GIVEN TASK
From the entries below, extract every line that includes the word "this".

═══ TASK MATERIAL

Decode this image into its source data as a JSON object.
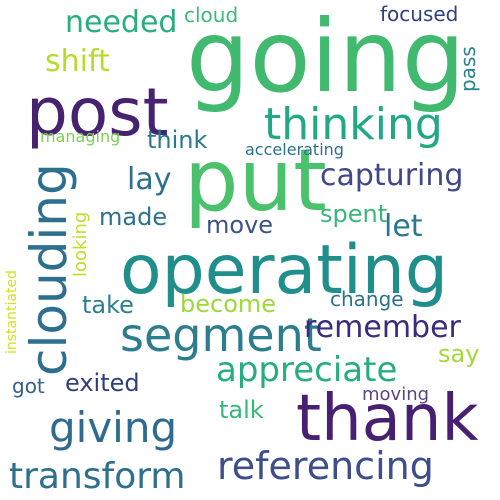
{
  "word_cloud": {
    "words": [
      {
        "text": "going",
        "color": "#41b96e"
      },
      {
        "text": "post",
        "color": "#46226f"
      },
      {
        "text": "put",
        "color": "#4cc16b"
      },
      {
        "text": "operating",
        "color": "#208f8c"
      },
      {
        "text": "thank",
        "color": "#482071"
      },
      {
        "text": "clouding",
        "color": "#2d6f8e"
      },
      {
        "text": "segment",
        "color": "#2c7e8e"
      },
      {
        "text": "thinking",
        "color": "#22a884"
      },
      {
        "text": "giving",
        "color": "#2e6b8e"
      },
      {
        "text": "referencing",
        "color": "#3d4e8a"
      },
      {
        "text": "transform",
        "color": "#2d708e"
      },
      {
        "text": "appreciate",
        "color": "#26ad81"
      },
      {
        "text": "remember",
        "color": "#3b2b7d"
      },
      {
        "text": "capturing",
        "color": "#3f4889"
      },
      {
        "text": "needed",
        "color": "#28ae80"
      },
      {
        "text": "shift",
        "color": "#b5de2b"
      },
      {
        "text": "lay",
        "color": "#2d718e"
      },
      {
        "text": "let",
        "color": "#2a788e"
      },
      {
        "text": "think",
        "color": "#2a7a8e"
      },
      {
        "text": "made",
        "color": "#2c738e"
      },
      {
        "text": "move",
        "color": "#3b528b"
      },
      {
        "text": "spent",
        "color": "#3ab67a"
      },
      {
        "text": "take",
        "color": "#2d7f8e"
      },
      {
        "text": "become",
        "color": "#9dd93b"
      },
      {
        "text": "change",
        "color": "#2c728e"
      },
      {
        "text": "say",
        "color": "#a2da37"
      },
      {
        "text": "exited",
        "color": "#2f3e7f"
      },
      {
        "text": "talk",
        "color": "#33b979"
      },
      {
        "text": "moving",
        "color": "#5c4488"
      },
      {
        "text": "got",
        "color": "#35608d"
      },
      {
        "text": "cloud",
        "color": "#3db97a"
      },
      {
        "text": "focused",
        "color": "#30407f"
      },
      {
        "text": "pass",
        "color": "#25858e"
      },
      {
        "text": "managing",
        "color": "#7ad151"
      },
      {
        "text": "accelerating",
        "color": "#2d718e"
      },
      {
        "text": "looking",
        "color": "#c0df25"
      },
      {
        "text": "instantiated",
        "color": "#d2e21b"
      }
    ]
  }
}
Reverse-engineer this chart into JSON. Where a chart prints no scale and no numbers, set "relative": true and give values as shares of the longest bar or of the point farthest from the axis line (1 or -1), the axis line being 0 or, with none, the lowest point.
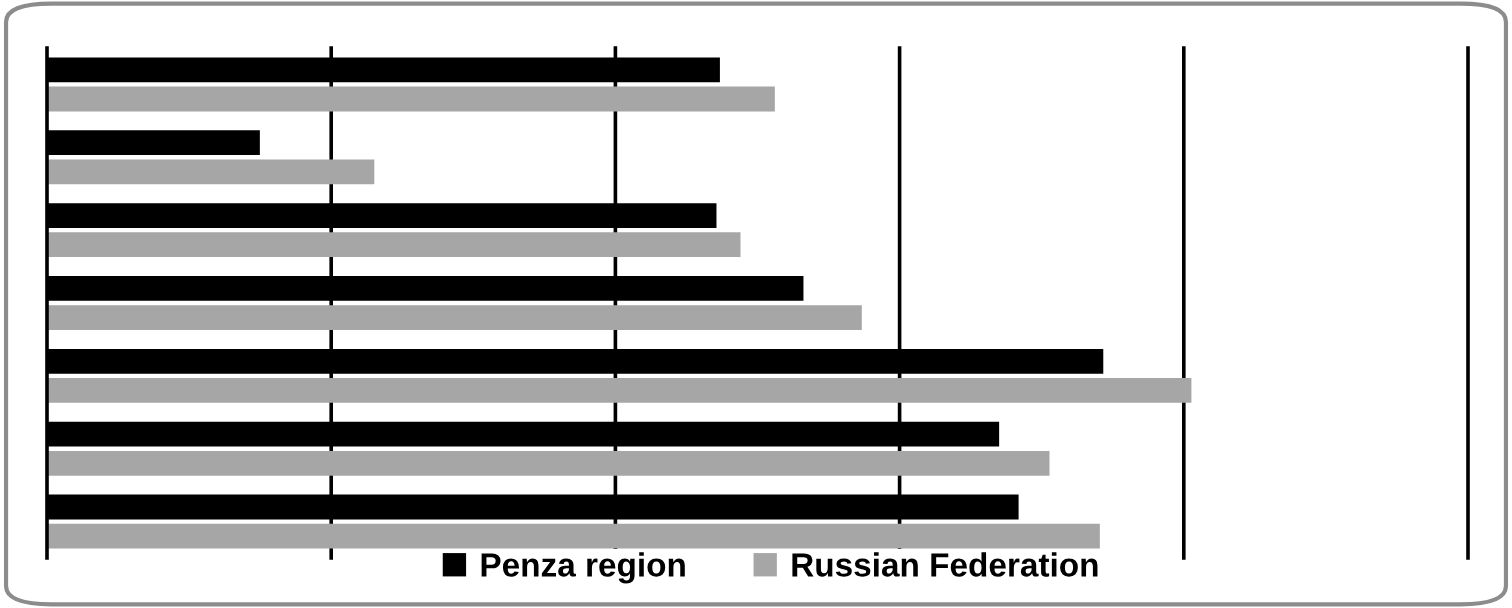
{
  "chart_data": {
    "type": "bar",
    "orientation": "horizontal",
    "relative": true,
    "grid": "x",
    "legend": "bottom",
    "categories": [
      null,
      null,
      null,
      null,
      null,
      null,
      null
    ],
    "series": [
      {
        "name": "Penza region",
        "color": "#000000",
        "values": [
          0.588,
          0.186,
          0.585,
          0.661,
          0.923,
          0.832,
          0.849
        ]
      },
      {
        "name": "Russian Federation",
        "color": "#a6a6a6",
        "values": [
          0.636,
          0.286,
          0.606,
          0.712,
          1,
          0.876,
          0.92
        ]
      }
    ]
  }
}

══════

EXPECTED OUTPUT
Decode this image into its source data as a JSON object.
Reverse-engineer this chart into JSON. Where a chart prints no scale and no numbers, set "relative": true and give values as shares of the longest bar or of the point farthest from the axis line (1 or -1), the axis line being 0 or, with none, the lowest point.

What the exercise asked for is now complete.